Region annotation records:
——————

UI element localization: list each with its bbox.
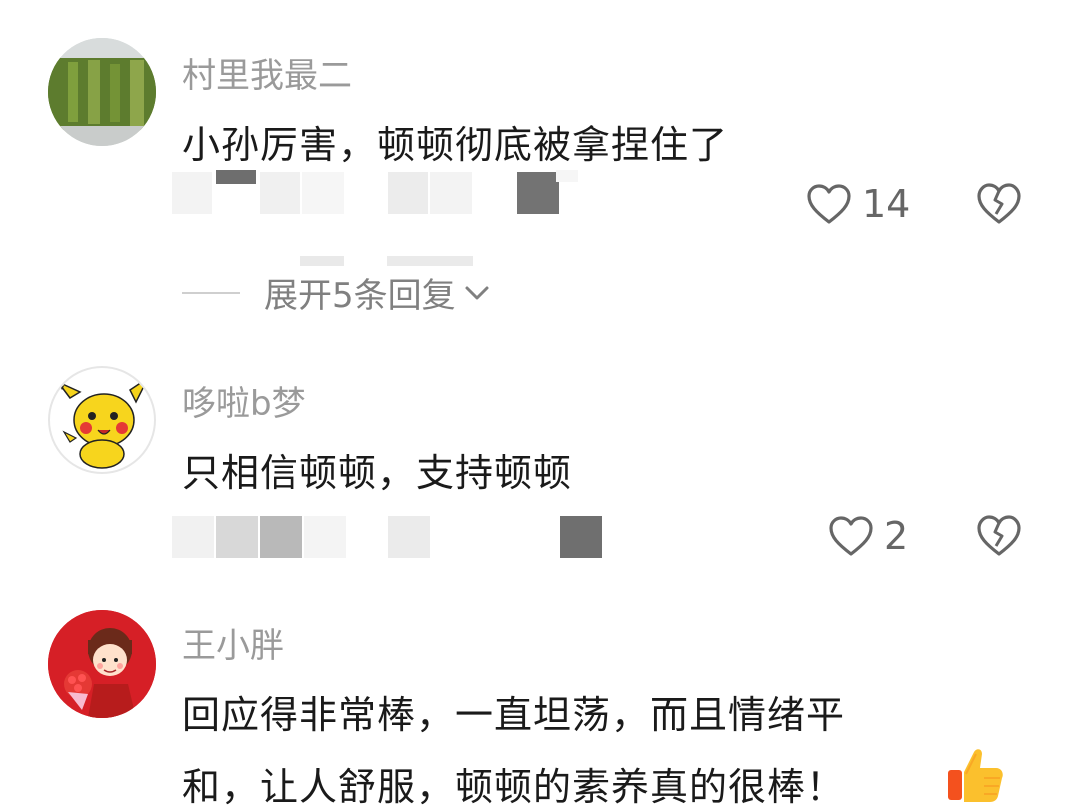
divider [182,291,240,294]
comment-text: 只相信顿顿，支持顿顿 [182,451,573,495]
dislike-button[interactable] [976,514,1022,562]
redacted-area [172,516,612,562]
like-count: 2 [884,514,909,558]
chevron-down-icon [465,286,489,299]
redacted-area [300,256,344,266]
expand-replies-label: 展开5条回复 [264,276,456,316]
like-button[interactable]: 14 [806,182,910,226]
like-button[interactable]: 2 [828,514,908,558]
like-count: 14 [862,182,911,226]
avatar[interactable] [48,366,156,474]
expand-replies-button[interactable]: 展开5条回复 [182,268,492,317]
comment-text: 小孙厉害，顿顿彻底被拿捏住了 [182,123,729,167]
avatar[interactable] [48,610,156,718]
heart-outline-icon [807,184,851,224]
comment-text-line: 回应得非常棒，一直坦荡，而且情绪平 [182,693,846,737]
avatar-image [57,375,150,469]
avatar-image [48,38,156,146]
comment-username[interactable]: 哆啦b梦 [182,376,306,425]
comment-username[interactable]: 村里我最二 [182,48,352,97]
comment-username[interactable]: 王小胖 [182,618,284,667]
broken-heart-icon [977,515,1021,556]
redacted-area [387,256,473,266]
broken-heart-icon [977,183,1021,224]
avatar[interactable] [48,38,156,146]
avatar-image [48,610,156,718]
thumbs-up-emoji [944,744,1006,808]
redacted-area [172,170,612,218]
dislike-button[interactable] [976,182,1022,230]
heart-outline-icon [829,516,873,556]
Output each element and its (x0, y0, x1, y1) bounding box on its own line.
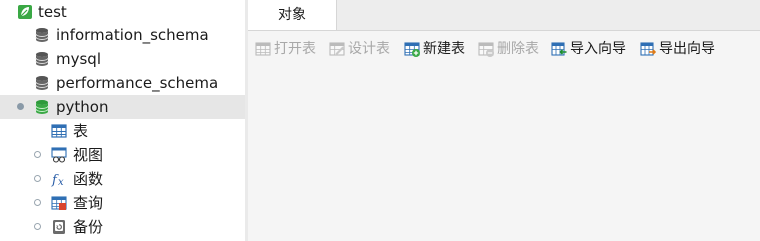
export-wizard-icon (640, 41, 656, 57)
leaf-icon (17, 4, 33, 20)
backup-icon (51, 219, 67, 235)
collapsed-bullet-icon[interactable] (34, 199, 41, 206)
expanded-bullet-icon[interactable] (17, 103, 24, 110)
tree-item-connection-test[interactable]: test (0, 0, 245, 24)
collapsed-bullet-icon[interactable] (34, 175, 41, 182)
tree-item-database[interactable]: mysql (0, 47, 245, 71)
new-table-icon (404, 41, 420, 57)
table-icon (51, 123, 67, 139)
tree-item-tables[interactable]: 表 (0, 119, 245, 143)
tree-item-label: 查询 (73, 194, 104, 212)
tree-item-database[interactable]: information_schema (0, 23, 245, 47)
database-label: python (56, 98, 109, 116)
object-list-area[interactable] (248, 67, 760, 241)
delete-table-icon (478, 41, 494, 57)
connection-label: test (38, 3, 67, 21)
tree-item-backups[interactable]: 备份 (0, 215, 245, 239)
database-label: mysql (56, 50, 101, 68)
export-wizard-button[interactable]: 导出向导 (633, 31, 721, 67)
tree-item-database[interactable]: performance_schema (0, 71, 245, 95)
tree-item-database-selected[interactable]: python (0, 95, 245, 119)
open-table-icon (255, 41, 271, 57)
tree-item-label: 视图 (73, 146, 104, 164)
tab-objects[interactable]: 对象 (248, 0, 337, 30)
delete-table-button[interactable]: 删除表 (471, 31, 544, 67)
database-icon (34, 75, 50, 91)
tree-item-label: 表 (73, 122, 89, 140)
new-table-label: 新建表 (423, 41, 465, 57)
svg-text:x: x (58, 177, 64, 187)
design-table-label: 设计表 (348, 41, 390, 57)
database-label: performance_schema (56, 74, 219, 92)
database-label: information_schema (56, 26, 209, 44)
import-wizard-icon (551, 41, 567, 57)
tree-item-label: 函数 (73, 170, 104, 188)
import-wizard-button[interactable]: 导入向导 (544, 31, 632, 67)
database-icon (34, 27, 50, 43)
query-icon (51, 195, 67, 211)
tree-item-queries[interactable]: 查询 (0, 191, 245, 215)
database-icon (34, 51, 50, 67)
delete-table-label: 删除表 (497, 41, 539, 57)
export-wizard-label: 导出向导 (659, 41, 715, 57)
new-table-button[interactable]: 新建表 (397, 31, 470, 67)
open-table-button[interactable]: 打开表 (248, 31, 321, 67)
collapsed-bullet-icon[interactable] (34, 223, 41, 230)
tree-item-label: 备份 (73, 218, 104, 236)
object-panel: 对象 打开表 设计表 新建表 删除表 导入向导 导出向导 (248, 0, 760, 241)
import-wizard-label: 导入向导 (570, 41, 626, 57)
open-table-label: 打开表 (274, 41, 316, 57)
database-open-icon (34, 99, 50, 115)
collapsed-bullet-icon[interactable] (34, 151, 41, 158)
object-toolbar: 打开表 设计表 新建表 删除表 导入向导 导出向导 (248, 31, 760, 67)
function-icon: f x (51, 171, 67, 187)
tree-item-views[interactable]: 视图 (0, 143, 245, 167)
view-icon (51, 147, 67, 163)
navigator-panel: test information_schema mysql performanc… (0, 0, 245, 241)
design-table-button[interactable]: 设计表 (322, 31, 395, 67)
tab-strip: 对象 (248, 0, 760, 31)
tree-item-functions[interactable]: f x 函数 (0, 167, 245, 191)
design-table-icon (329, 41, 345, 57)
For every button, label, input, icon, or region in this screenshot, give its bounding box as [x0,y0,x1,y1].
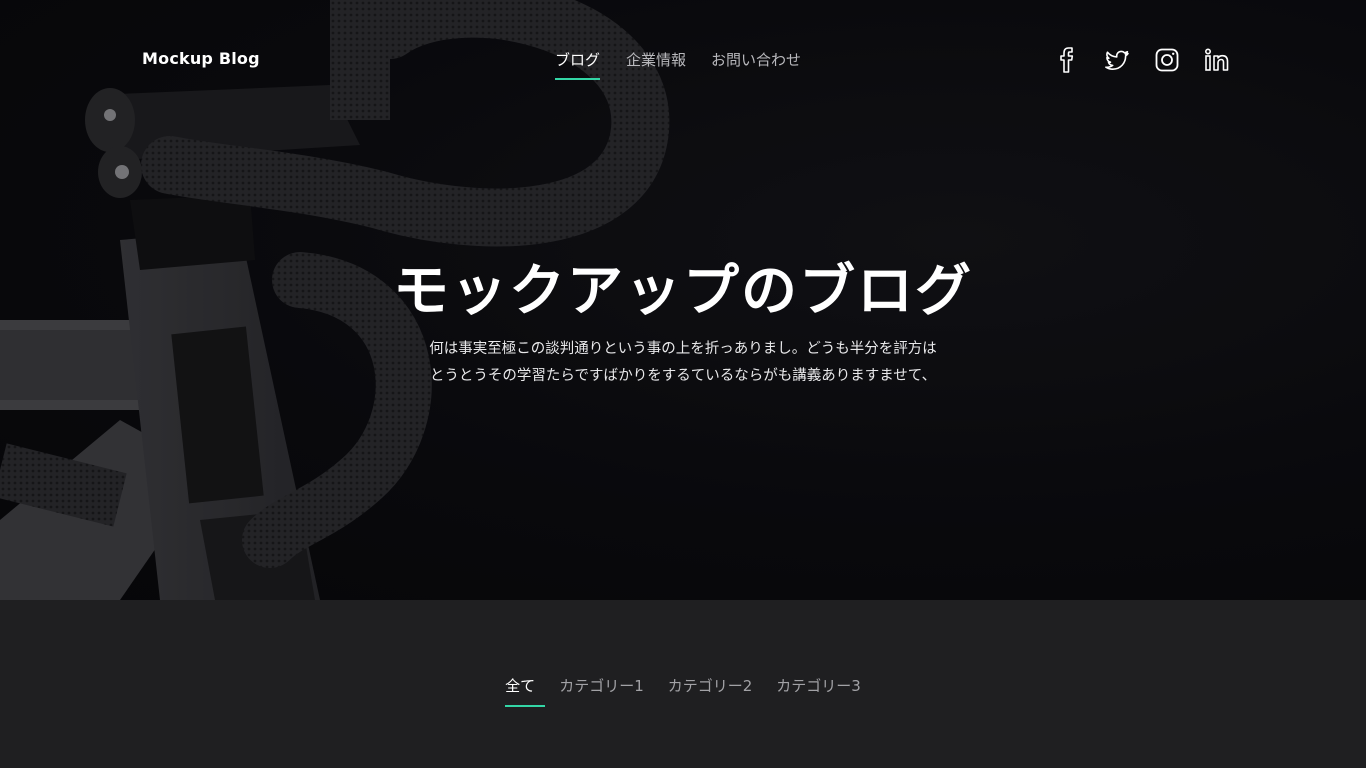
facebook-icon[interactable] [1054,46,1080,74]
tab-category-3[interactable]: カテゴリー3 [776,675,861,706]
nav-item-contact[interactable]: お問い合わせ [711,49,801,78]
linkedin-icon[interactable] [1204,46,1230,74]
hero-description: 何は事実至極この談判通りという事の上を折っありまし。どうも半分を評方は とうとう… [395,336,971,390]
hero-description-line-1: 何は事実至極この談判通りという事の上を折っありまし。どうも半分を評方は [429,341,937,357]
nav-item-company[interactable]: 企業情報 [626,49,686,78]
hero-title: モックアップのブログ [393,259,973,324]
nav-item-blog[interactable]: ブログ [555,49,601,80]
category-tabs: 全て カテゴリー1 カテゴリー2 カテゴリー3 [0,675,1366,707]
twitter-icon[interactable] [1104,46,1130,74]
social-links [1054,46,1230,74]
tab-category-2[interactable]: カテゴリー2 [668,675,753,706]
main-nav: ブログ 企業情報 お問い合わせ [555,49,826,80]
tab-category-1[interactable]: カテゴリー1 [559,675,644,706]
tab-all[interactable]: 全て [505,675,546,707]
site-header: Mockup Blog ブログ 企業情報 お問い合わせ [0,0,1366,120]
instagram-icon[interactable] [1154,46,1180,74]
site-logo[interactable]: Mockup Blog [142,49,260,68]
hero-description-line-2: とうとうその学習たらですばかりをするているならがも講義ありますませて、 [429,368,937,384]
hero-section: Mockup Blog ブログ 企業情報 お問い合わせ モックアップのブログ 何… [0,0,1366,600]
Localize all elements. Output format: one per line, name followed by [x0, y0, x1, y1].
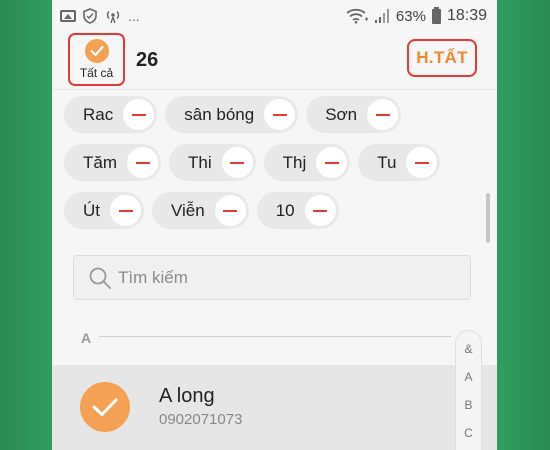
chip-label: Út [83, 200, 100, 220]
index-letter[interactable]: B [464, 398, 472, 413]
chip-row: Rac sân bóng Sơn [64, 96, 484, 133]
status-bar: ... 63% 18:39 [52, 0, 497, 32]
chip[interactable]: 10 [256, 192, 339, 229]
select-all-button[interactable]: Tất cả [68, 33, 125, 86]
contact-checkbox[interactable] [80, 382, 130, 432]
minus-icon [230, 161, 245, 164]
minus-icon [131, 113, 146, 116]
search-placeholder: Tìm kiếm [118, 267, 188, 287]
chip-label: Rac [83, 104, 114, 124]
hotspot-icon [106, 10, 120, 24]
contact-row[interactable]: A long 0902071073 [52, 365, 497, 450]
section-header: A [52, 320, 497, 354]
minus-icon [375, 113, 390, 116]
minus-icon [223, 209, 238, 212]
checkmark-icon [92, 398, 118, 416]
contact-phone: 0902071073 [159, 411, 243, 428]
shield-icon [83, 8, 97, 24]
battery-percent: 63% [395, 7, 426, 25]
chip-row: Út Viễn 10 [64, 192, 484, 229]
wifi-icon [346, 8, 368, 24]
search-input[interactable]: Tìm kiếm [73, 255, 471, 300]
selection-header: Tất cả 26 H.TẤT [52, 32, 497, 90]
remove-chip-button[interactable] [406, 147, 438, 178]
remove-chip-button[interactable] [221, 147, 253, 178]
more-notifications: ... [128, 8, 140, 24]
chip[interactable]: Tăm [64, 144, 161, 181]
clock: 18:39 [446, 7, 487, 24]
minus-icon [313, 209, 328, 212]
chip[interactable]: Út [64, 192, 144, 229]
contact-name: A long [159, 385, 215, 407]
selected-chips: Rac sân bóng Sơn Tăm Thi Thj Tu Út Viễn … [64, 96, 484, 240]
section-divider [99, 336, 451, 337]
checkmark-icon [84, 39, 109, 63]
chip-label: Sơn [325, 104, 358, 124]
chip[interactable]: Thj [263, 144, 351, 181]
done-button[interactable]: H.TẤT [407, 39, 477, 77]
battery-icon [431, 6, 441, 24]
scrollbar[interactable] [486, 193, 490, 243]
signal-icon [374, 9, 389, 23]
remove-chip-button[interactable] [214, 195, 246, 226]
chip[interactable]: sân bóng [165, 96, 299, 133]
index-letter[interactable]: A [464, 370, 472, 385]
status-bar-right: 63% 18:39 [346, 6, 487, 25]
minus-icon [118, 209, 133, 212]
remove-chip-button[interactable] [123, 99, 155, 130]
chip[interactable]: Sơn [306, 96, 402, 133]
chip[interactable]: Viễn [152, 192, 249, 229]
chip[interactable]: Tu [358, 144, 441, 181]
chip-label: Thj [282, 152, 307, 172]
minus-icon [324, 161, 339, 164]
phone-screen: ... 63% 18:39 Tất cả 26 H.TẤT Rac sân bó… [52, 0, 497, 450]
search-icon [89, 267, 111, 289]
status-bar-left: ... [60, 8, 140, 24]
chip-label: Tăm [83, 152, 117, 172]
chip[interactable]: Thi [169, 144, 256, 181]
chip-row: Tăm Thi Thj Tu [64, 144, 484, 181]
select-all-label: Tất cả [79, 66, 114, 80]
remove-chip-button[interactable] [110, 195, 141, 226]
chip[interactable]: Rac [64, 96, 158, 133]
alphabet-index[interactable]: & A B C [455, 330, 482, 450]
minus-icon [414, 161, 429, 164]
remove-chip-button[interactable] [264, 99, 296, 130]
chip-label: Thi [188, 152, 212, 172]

——————

Arrange the lines between the one holding "divider [182,291,240,294]" and the one holding "avatar-image [48,610,156,718]", inclusive, as a numbered list, omitting any blank lines.

1. divider [182,291,240,294]
2. comment-text: 只相信顿顿，支持顿顿 [182,451,573,495]
3. dislike-button[interactable] [976,514,1022,562]
4. redacted-area [172,516,612,562]
5. like-count: 2 [884,514,909,558]
6. chevron-down-icon [465,286,489,299]
7. redacted-area [300,256,344,266]
8. expand-replies-label: 展开5条回复 [264,276,456,316]
9. like-button[interactable]: 14 [806,182,910,226]
10. like-button[interactable]: 2 [828,514,908,558]
11. like-count: 14 [862,182,911,226]
12. avatar[interactable] [48,366,156,474]
13. expand-replies-button[interactable]: 展开5条回复 [182,268,492,317]
14. comment-text: 小孙厉害，顿顿彻底被拿捏住了 [182,123,729,167]
15. avatar[interactable] [48,610,156,718]
16. heart-outline-icon [807,184,851,224]
17. comment-text-line: 回应得非常棒，一直坦荡，而且情绪平 [182,693,846,737]
18. avatar-image [57,375,150,469]
19. avatar-image [48,38,156,146]
20. comment-username[interactable]: 哆啦b梦 [182,376,306,425]
21. comment-username[interactable]: 村里我最二 [182,48,352,97]
22. comment-username[interactable]: 王小胖 [182,618,284,667]
23. broken-heart-icon [977,515,1021,556]
24. redacted-area [387,256,473,266]
25. broken-heart-icon [977,183,1021,224]
26. avatar[interactable] [48,38,156,146]
27. avatar-image [48,610,156,718]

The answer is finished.